>> Begin Dataset records

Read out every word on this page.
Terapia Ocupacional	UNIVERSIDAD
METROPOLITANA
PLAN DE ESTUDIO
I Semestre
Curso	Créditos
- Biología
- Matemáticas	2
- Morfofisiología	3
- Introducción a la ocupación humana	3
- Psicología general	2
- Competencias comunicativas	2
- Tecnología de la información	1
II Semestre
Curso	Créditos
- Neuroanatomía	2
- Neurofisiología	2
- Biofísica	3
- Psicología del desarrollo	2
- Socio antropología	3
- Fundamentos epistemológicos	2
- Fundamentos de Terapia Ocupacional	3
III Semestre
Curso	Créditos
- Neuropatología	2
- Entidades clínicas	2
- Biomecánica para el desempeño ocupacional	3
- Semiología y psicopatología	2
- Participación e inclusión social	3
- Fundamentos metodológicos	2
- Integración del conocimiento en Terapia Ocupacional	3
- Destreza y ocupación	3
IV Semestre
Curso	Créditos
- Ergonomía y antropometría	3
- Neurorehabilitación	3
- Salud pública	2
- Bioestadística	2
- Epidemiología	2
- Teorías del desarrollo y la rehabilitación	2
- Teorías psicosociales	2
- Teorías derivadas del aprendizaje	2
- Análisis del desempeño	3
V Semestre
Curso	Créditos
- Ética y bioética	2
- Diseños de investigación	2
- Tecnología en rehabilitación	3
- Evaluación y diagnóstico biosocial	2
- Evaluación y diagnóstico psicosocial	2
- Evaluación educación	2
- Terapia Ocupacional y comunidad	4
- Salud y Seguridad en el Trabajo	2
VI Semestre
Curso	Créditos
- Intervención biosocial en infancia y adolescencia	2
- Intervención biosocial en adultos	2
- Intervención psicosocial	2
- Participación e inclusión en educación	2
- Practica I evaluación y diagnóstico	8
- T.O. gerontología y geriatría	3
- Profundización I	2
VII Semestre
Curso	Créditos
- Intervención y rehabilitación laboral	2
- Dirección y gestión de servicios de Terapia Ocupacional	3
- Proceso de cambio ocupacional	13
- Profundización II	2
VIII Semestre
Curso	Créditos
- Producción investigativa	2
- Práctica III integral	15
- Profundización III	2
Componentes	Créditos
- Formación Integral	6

>> End Dataset records

Every record above must be duplicated exactly.

Read out every word on this page.
Terapia Ocupacional	UNIVERSIDAD
METROPOLITANA
PLAN DE ESTUDIO
I Semestre
Curso	Créditos
- Biología
- Matemáticas	2
- Morfofisiología	3
- Introducción a la ocupación humana	3
- Psicología general	2
- Competencias comunicativas	2
- Tecnología de la información	1
II Semestre
Curso	Créditos
- Neuroanatomía	2
- Neurofisiología	2
- Biofísica	3
- Psicología del desarrollo	2
- Socio antropología	3
- Fundamentos epistemológicos	2
- Fundamentos de Terapia Ocupacional	3
III Semestre
Curso	Créditos
- Neuropatología	2
- Entidades clínicas	2
- Biomecánica para el desempeño ocupacional	3
- Semiología y psicopatología	2
- Participación e inclusión social	3
- Fundamentos metodológicos	2
- Integración del conocimiento en Terapia Ocupacional	3
- Destreza y ocupación	3
IV Semestre
Curso	Créditos
- Ergonomía y antropometría	3
- Neurorehabilitación	3
- Salud pública	2
- Bioestadística	2
- Epidemiología	2
- Teorías del desarrollo y la rehabilitación	2
- Teorías psicosociales	2
- Teorías derivadas del aprendizaje	2
- Análisis del desempeño	3
V Semestre
Curso	Créditos
- Ética y bioética	2
- Diseños de investigación	2
- Tecnología en rehabilitación	3
- Evaluación y diagnóstico biosocial	2
- Evaluación y diagnóstico psicosocial	2
- Evaluación educación	2
- Terapia Ocupacional y comunidad	4
- Salud y Seguridad en el Trabajo	2
VI Semestre
Curso	Créditos
- Intervención biosocial en infancia y adolescencia	2
- Intervención biosocial en adultos	2
- Intervención psicosocial	2
- Participación e inclusión en educación	2
- Practica I evaluación y diagnóstico	8
- T.O. gerontología y geriatría	3
- Profundización I	2
VII Semestre
Curso	Créditos
- Intervención y rehabilitación laboral	2
- Dirección y gestión de servicios de Terapia Ocupacional	3
- Proceso de cambio ocupacional	13
- Profundización II	2
VIII Semestre
Curso	Créditos
- Producción investigativa	2
- Práctica III integral	15
- Profundización III	2
Componentes	Créditos
- Formación Integral	6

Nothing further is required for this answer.